## Directions for this task
Write out all of the data without omission, exactly as shown.

## Task input
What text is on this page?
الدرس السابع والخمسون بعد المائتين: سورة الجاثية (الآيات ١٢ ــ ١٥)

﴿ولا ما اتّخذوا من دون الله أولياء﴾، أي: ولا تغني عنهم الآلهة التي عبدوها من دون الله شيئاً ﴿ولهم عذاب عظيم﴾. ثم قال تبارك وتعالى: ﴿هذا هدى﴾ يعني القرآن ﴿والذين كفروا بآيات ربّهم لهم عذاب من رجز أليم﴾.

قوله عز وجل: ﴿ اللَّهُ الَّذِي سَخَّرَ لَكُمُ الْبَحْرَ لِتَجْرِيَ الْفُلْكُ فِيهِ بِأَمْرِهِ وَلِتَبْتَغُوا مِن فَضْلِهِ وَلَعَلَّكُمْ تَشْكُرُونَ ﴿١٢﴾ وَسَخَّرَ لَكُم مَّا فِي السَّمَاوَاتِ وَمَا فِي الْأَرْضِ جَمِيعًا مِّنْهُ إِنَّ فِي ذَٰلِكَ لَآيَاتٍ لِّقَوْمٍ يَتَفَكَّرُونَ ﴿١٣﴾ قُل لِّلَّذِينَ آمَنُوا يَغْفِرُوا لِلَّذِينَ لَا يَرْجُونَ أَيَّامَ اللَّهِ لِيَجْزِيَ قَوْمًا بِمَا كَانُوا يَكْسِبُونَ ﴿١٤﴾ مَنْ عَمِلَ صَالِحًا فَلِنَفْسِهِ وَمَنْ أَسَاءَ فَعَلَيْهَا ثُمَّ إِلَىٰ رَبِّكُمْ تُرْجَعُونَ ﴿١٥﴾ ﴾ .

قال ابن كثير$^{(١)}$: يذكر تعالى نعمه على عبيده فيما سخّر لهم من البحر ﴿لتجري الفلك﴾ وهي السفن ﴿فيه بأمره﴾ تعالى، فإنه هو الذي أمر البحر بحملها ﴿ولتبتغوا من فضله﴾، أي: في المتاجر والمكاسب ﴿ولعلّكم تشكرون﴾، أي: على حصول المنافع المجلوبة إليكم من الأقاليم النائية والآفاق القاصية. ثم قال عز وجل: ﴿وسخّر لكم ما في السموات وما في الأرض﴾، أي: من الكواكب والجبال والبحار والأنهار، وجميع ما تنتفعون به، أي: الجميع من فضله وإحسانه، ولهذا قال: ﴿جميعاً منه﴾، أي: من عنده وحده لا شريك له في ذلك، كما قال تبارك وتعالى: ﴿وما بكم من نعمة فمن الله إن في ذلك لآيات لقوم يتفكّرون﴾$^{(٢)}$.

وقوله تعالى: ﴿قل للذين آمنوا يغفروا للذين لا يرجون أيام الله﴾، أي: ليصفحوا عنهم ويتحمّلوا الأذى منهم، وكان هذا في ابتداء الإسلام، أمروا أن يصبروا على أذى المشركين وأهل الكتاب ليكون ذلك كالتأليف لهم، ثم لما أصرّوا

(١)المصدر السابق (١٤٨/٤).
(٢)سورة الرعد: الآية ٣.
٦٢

## Solution below
What text is on this page?
الدرس السابع والخمسون بعد المائتين: سورة الجاثية (الآيات ١٢ ــ ١٥)

﴿ولا ما اتّخذوا من دون الله أولياء﴾، أي: ولا تغني عنهم الآلهة التي عبدوها من دون الله شيئاً ﴿ولهم عذاب عظيم﴾. ثم قال تبارك وتعالى: ﴿هذا هدى﴾ يعني القرآن ﴿والذين كفروا بآيات ربّهم لهم عذاب من رجز أليم﴾.

قوله عز وجل: ﴿ اللَّهُ الَّذِي سَخَّرَ لَكُمُ الْبَحْرَ لِتَجْرِيَ الْفُلْكُ فِيهِ بِأَمْرِهِ وَلِتَبْتَغُوا مِن فَضْلِهِ وَلَعَلَّكُمْ تَشْكُرُونَ ﴿١٢﴾ وَسَخَّرَ لَكُم مَّا فِي السَّمَاوَاتِ وَمَا فِي الْأَرْضِ جَمِيعًا مِّنْهُ إِنَّ فِي ذَٰلِكَ لَآيَاتٍ لِّقَوْمٍ يَتَفَكَّرُونَ ﴿١٣﴾ قُل لِّلَّذِينَ آمَنُوا يَغْفِرُوا لِلَّذِينَ لَا يَرْجُونَ أَيَّامَ اللَّهِ لِيَجْزِيَ قَوْمًا بِمَا كَانُوا يَكْسِبُونَ ﴿١٤﴾ مَنْ عَمِلَ صَالِحًا فَلِنَفْسِهِ وَمَنْ أَسَاءَ فَعَلَيْهَا ثُمَّ إِلَىٰ رَبِّكُمْ تُرْجَعُونَ ﴿١٥﴾ ﴾ .

قال ابن كثير$^{(١)}$: يذكر تعالى نعمه على عبيده فيما سخّر لهم من البحر ﴿لتجري الفلك﴾ وهي السفن ﴿فيه بأمره﴾ تعالى، فإنه هو الذي أمر البحر بحملها ﴿ولتبتغوا من فضله﴾، أي: في المتاجر والمكاسب ﴿ولعلّكم تشكرون﴾، أي: على حصول المنافع المجلوبة إليكم من الأقاليم النائية والآفاق القاصية. ثم قال عز وجل: ﴿وسخّر لكم ما في السموات وما في الأرض﴾، أي: من الكواكب والجبال والبحار والأنهار، وجميع ما تنتفعون به، أي: الجميع من فضله وإحسانه، ولهذا قال: ﴿جميعاً منه﴾، أي: من عنده وحده لا شريك له في ذلك، كما قال تبارك وتعالى: ﴿وما بكم من نعمة فمن الله إن في ذلك لآيات لقوم يتفكّرون﴾$^{(٢)}$.

وقوله تعالى: ﴿قل للذين آمنوا يغفروا للذين لا يرجون أيام الله﴾، أي: ليصفحوا عنهم ويتحمّلوا الأذى منهم، وكان هذا في ابتداء الإسلام، أمروا أن يصبروا على أذى المشركين وأهل الكتاب ليكون ذلك كالتأليف لهم، ثم لما أصرّوا

(١)المصدر السابق (١٤٨/٤).
(٢)سورة الرعد: الآية ٣.
٦٢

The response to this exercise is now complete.